* _SET PROBLEM_: Copy out each line of the listing that has the word "ffffff" in it.
━━━━━ MATERIAL
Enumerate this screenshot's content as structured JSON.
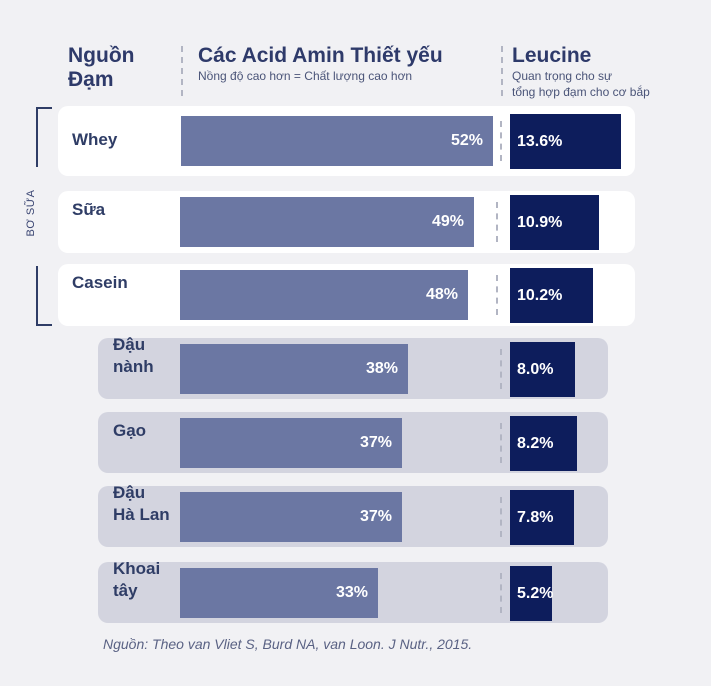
{
  "header": {
    "source_title": "Nguồn\nĐạm",
    "eaa_title": "Các Acid Amin Thiết yếu",
    "eaa_subtitle": "Nồng độ cao hơn = Chất lượng cao hơn",
    "leucine_title": "Leucine",
    "leucine_subtitle": "Quan trọng cho sự\ntổng hợp đạm cho cơ bắp"
  },
  "group_label": "BƠ SỮA",
  "footnote": "Nguồn: Theo van Vliet S, Burd NA, van Loon. J Nutr., 2015.",
  "colors": {
    "eaa_bar": "#6b77a3",
    "leucine_bar": "#0d1d5c",
    "dairy_card": "#ffffff",
    "plant_card": "#d3d4df"
  },
  "chart_data": {
    "type": "bar",
    "categories": [
      "Whey",
      "Sữa",
      "Casein",
      "Đậu\nnành",
      "Gạo",
      "Đậu\nHà Lan",
      "Khoai\ntây"
    ],
    "series": [
      {
        "name": "Các Acid Amin Thiết yếu",
        "values": [
          52,
          49,
          48,
          38,
          37,
          37,
          33
        ],
        "labels": [
          "52%",
          "49%",
          "48%",
          "38%",
          "37%",
          "37%",
          "33%"
        ]
      },
      {
        "name": "Leucine",
        "values": [
          13.6,
          10.9,
          10.2,
          8.0,
          8.2,
          7.8,
          5.2
        ],
        "labels": [
          "13.6%",
          "10.9%",
          "10.2%",
          "8.0%",
          "8.2%",
          "7.8%",
          "5.2%"
        ]
      }
    ],
    "groups": [
      "dairy",
      "dairy",
      "dairy",
      "plant",
      "plant",
      "plant",
      "plant"
    ]
  }
}
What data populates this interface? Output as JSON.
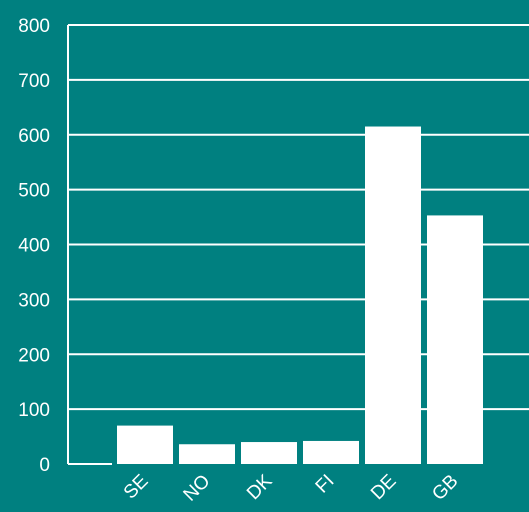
{
  "colors": {
    "background": "#008080",
    "bars": "#ffffff",
    "gridlines": "#ffffff",
    "axis_text": "#ffffff"
  },
  "chart_data": {
    "type": "bar",
    "categories": [
      "SE",
      "NO",
      "DK",
      "FI",
      "DE",
      "GB"
    ],
    "values": [
      70,
      36,
      40,
      42,
      615,
      453
    ],
    "title": "",
    "xlabel": "",
    "ylabel": "",
    "ylim": [
      0,
      800
    ],
    "yticks": [
      0,
      100,
      200,
      300,
      400,
      500,
      600,
      700,
      800
    ],
    "grid": true,
    "legend": "none",
    "x_tick_label_rotation": "diagonal"
  }
}
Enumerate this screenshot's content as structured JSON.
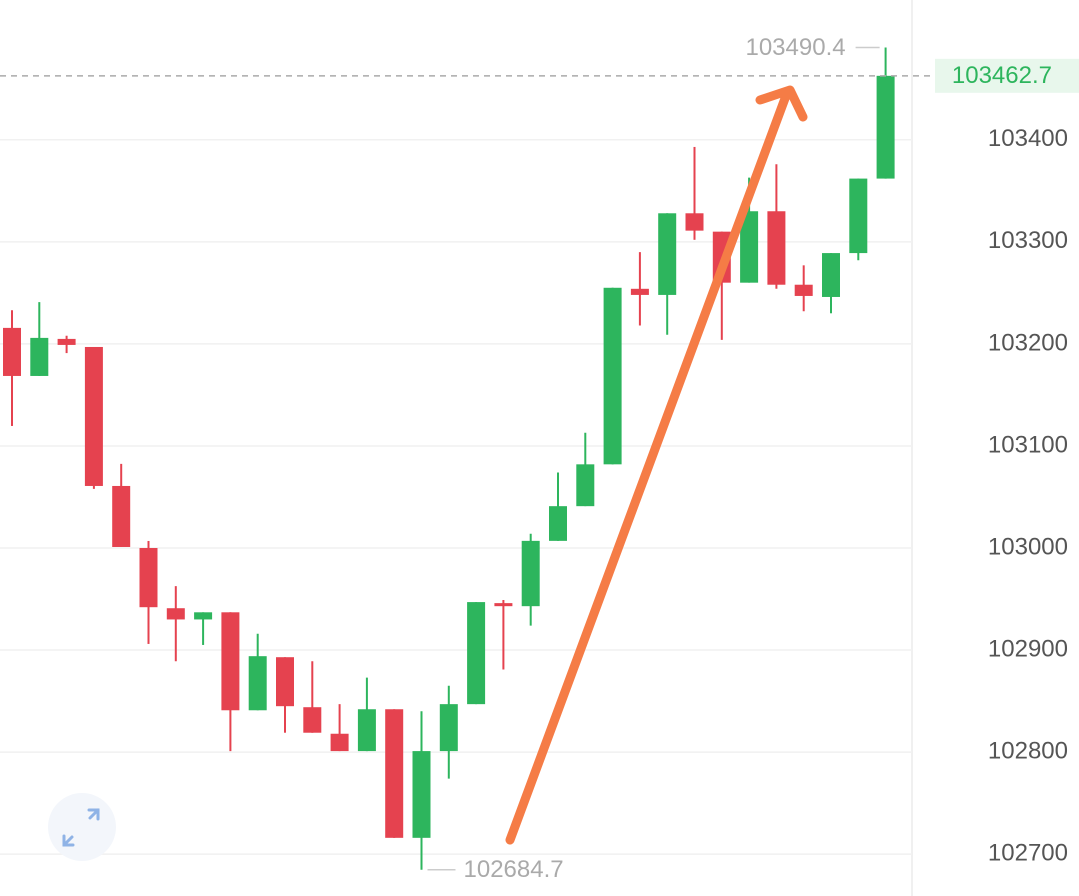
{
  "chart_data": {
    "type": "candlestick",
    "open": [
      103215.7,
      103168.6,
      103204.9,
      103197,
      103060.8,
      103000,
      102941,
      102930,
      102937,
      102841,
      102893,
      102844,
      102818,
      102801,
      102842,
      102716,
      102801,
      102847,
      102946,
      102943,
      103007,
      103041,
      103082,
      103254,
      103248,
      103328,
      103310,
      103260,
      103330,
      103258,
      103246,
      103289,
      103362
    ],
    "high": [
      103233,
      103241,
      103208,
      103197,
      103082.4,
      103006.9,
      102962.7,
      102937,
      102937,
      102916,
      102893,
      102889,
      102847,
      102873,
      102842,
      102840,
      102865,
      102947,
      102949,
      103014,
      103074,
      103113,
      103255,
      103290,
      103328,
      103393,
      103310,
      103363,
      103376,
      103277,
      103289,
      103362,
      103490.4
    ],
    "low": [
      103119.6,
      103168.6,
      103191,
      103058,
      103001,
      102906,
      102889,
      102905,
      102801,
      102841,
      102819,
      102819,
      102801,
      102801,
      102716,
      102684.7,
      102774,
      102847,
      102881,
      102924,
      103007,
      103041,
      103082,
      103218,
      103209,
      103302,
      103204,
      103260,
      103254,
      103232,
      103230,
      103282,
      103362
    ],
    "close": [
      103168.6,
      103205.9,
      103199,
      103060.8,
      103001,
      102942,
      102930,
      102937,
      102841,
      102894,
      102845,
      102819,
      102801,
      102842,
      102716,
      102801,
      102847,
      102947,
      102943,
      103007,
      103041,
      103082,
      103255,
      103248,
      103328,
      103311,
      103260,
      103330,
      103258,
      103247,
      103289,
      103362,
      103462.7
    ],
    "ylim": [
      102659,
      103537
    ],
    "yticks": [
      102700,
      102800,
      102900,
      103000,
      103100,
      103200,
      103300,
      103400
    ],
    "up_color": "#2db55d",
    "down_color": "#e5424f",
    "grid": true
  }
}
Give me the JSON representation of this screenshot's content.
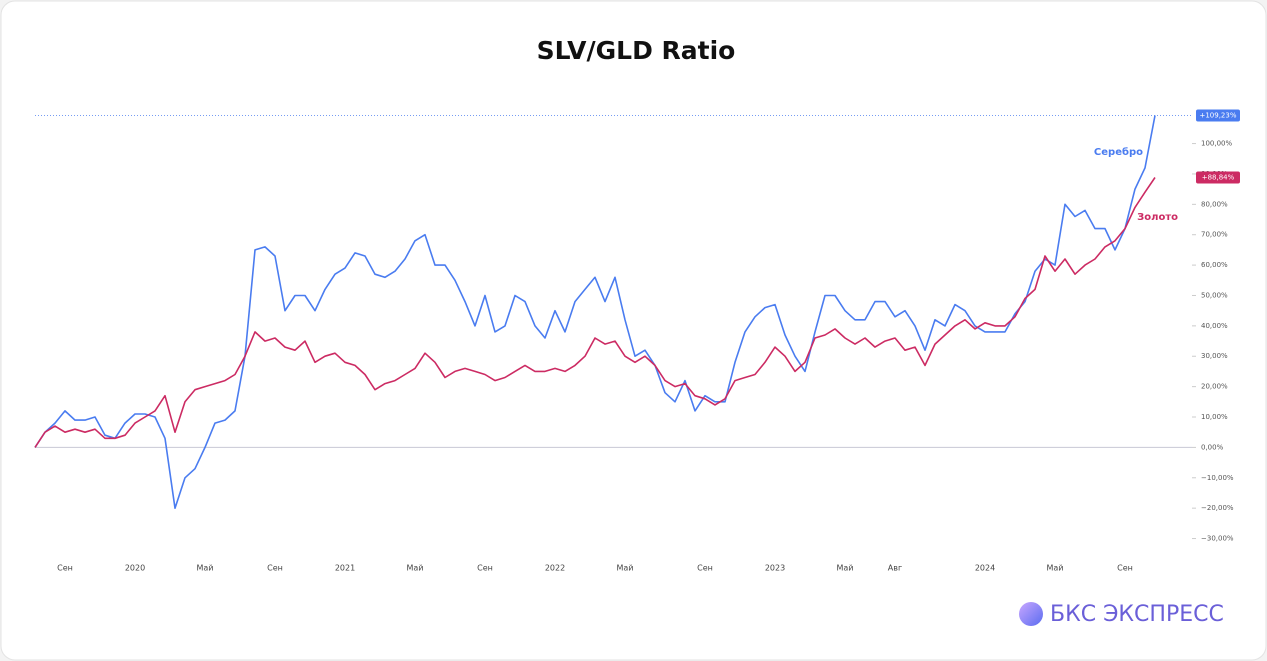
{
  "chart_data": {
    "type": "line",
    "title": "SLV/GLD Ratio",
    "brand": "БКС ЭКСПРЕСС",
    "categories": [
      null,
      null,
      null,
      "Сен",
      null,
      null,
      null,
      null,
      null,
      null,
      "2020",
      null,
      null,
      null,
      null,
      null,
      null,
      "Май",
      null,
      null,
      null,
      null,
      null,
      null,
      "Сен",
      null,
      null,
      null,
      null,
      null,
      null,
      "2021",
      null,
      null,
      null,
      null,
      null,
      null,
      "Май",
      null,
      null,
      null,
      null,
      null,
      null,
      "Сен",
      null,
      null,
      null,
      null,
      null,
      null,
      "2022",
      null,
      null,
      null,
      null,
      null,
      null,
      "Май",
      null,
      null,
      null,
      null,
      null,
      null,
      null,
      "Сен",
      null,
      null,
      null,
      null,
      null,
      null,
      "2023",
      null,
      null,
      null,
      null,
      null,
      null,
      "Май",
      null,
      null,
      null,
      null,
      "Авг",
      null,
      null,
      null,
      null,
      null,
      null,
      null,
      null,
      "2024",
      null,
      null,
      null,
      null,
      null,
      null,
      "Май",
      null,
      null,
      null,
      null,
      null,
      null,
      "Сен",
      null,
      null,
      null
    ],
    "series": [
      {
        "name": "Серебро",
        "color": "#4a7cf0",
        "values": [
          0,
          5,
          8,
          12,
          9,
          9,
          10,
          4,
          3,
          8,
          11,
          11,
          10,
          3,
          -20,
          -10,
          -7,
          0,
          8,
          9,
          12,
          30,
          65,
          66,
          63,
          45,
          50,
          50,
          45,
          52,
          57,
          59,
          64,
          63,
          57,
          56,
          58,
          62,
          68,
          70,
          60,
          60,
          55,
          48,
          40,
          50,
          38,
          40,
          50,
          48,
          40,
          36,
          45,
          38,
          48,
          52,
          56,
          48,
          56,
          42,
          30,
          32,
          27,
          18,
          15,
          22,
          12,
          17,
          15,
          15,
          28,
          38,
          43,
          46,
          47,
          37,
          30,
          25,
          38,
          50,
          50,
          45,
          42,
          42,
          48,
          48,
          43,
          45,
          40,
          32,
          42,
          40,
          47,
          45,
          40,
          38,
          38,
          38,
          44,
          48,
          58,
          62,
          60,
          80,
          76,
          78,
          72,
          72,
          65,
          72,
          85,
          92,
          109.23
        ],
        "value_labels": [
          null,
          null,
          null,
          null,
          null,
          null,
          null,
          null,
          null,
          null,
          null,
          null,
          null,
          null,
          null,
          null,
          null,
          null,
          null,
          null,
          null,
          null,
          null,
          null,
          null,
          null,
          null,
          null,
          null,
          null,
          null,
          null,
          null,
          null,
          null,
          null,
          null,
          null,
          null,
          null,
          null,
          null,
          null,
          null,
          null,
          null,
          null,
          null,
          null,
          null,
          null,
          null,
          null,
          null,
          null,
          null,
          null,
          null,
          null,
          null,
          null,
          null,
          null,
          null,
          null,
          null,
          null,
          null,
          null,
          null,
          null,
          null,
          null,
          null,
          null,
          null,
          null,
          null,
          null,
          null,
          null,
          null,
          null,
          null,
          null,
          null,
          null,
          null,
          null,
          null,
          null,
          null,
          null,
          null,
          null,
          null,
          null,
          null,
          null,
          null,
          null,
          null,
          null,
          null,
          null,
          null,
          null,
          null,
          null,
          null,
          null,
          null,
          "+109,23%"
        ]
      },
      {
        "name": "Золото",
        "color": "#cc2b63",
        "values": [
          0,
          5,
          7,
          5,
          6,
          5,
          6,
          3,
          3,
          4,
          8,
          10,
          12,
          17,
          5,
          15,
          19,
          20,
          21,
          22,
          24,
          30,
          38,
          35,
          36,
          33,
          32,
          35,
          28,
          30,
          31,
          28,
          27,
          24,
          19,
          21,
          22,
          24,
          26,
          31,
          28,
          23,
          25,
          26,
          25,
          24,
          22,
          23,
          25,
          27,
          25,
          25,
          26,
          25,
          27,
          30,
          36,
          34,
          35,
          30,
          28,
          30,
          27,
          22,
          20,
          21,
          17,
          16,
          14,
          16,
          22,
          23,
          24,
          28,
          33,
          30,
          25,
          28,
          36,
          37,
          39,
          36,
          34,
          36,
          33,
          35,
          36,
          32,
          33,
          27,
          34,
          37,
          40,
          42,
          39,
          41,
          40,
          40,
          43,
          49,
          52,
          63,
          58,
          62,
          57,
          60,
          62,
          66,
          68,
          72,
          79,
          84,
          88.84
        ],
        "value_labels": [
          null,
          null,
          null,
          null,
          null,
          null,
          null,
          null,
          null,
          null,
          null,
          null,
          null,
          null,
          null,
          null,
          null,
          null,
          null,
          null,
          null,
          null,
          null,
          null,
          null,
          null,
          null,
          null,
          null,
          null,
          null,
          null,
          null,
          null,
          null,
          null,
          null,
          null,
          null,
          null,
          null,
          null,
          null,
          null,
          null,
          null,
          null,
          null,
          null,
          null,
          null,
          null,
          null,
          null,
          null,
          null,
          null,
          null,
          null,
          null,
          null,
          null,
          null,
          null,
          null,
          null,
          null,
          null,
          null,
          null,
          null,
          null,
          null,
          null,
          null,
          null,
          null,
          null,
          null,
          null,
          null,
          null,
          null,
          null,
          null,
          null,
          null,
          null,
          null,
          null,
          null,
          null,
          null,
          null,
          null,
          null,
          null,
          null,
          null,
          null,
          null,
          null,
          null,
          null,
          null,
          null,
          null,
          null,
          null,
          null,
          null,
          null,
          "+88,84%"
        ]
      }
    ],
    "ylim": [
      -42,
      115
    ],
    "yticks": [
      {
        "value": -30,
        "label": "−30,00%"
      },
      {
        "value": -20,
        "label": "−20,00%"
      },
      {
        "value": -10,
        "label": "−10,00%"
      },
      {
        "value": 0,
        "label": "0,00%"
      },
      {
        "value": 10,
        "label": "10,00%"
      },
      {
        "value": 20,
        "label": "20,00%"
      },
      {
        "value": 30,
        "label": "30,00%"
      },
      {
        "value": 40,
        "label": "40,00%"
      },
      {
        "value": 50,
        "label": "50,00%"
      },
      {
        "value": 60,
        "label": "60,00%"
      },
      {
        "value": 70,
        "label": "70,00%"
      },
      {
        "value": 80,
        "label": "80,00%"
      },
      {
        "value": 90,
        "label": "90,00%"
      },
      {
        "value": 100,
        "label": "100,00%"
      }
    ]
  }
}
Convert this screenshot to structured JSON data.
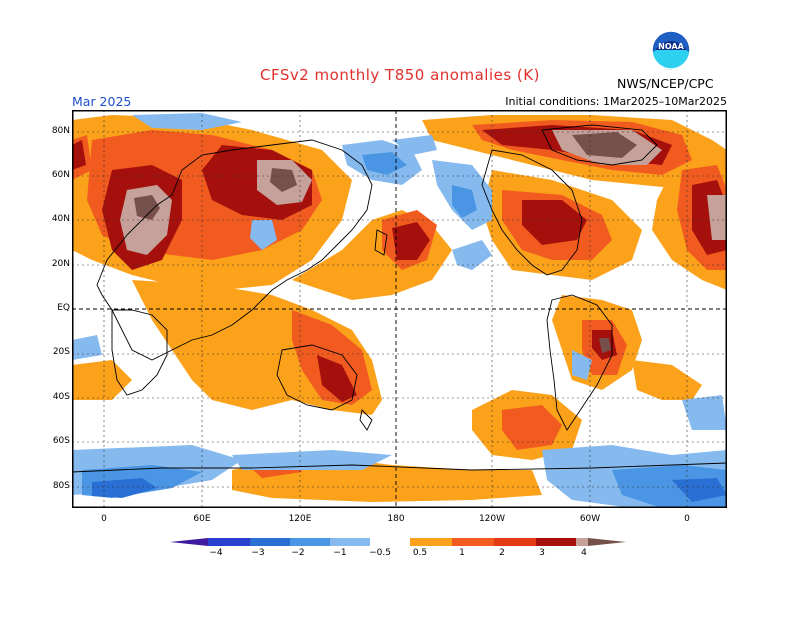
━━━━━━━━━━
* _ANSWER_:
    "dairy_card": "#ffffff",
    "bars": "#ffffff",
    "gridlines": "#ffffff",
    "axis_text": "#ffffff"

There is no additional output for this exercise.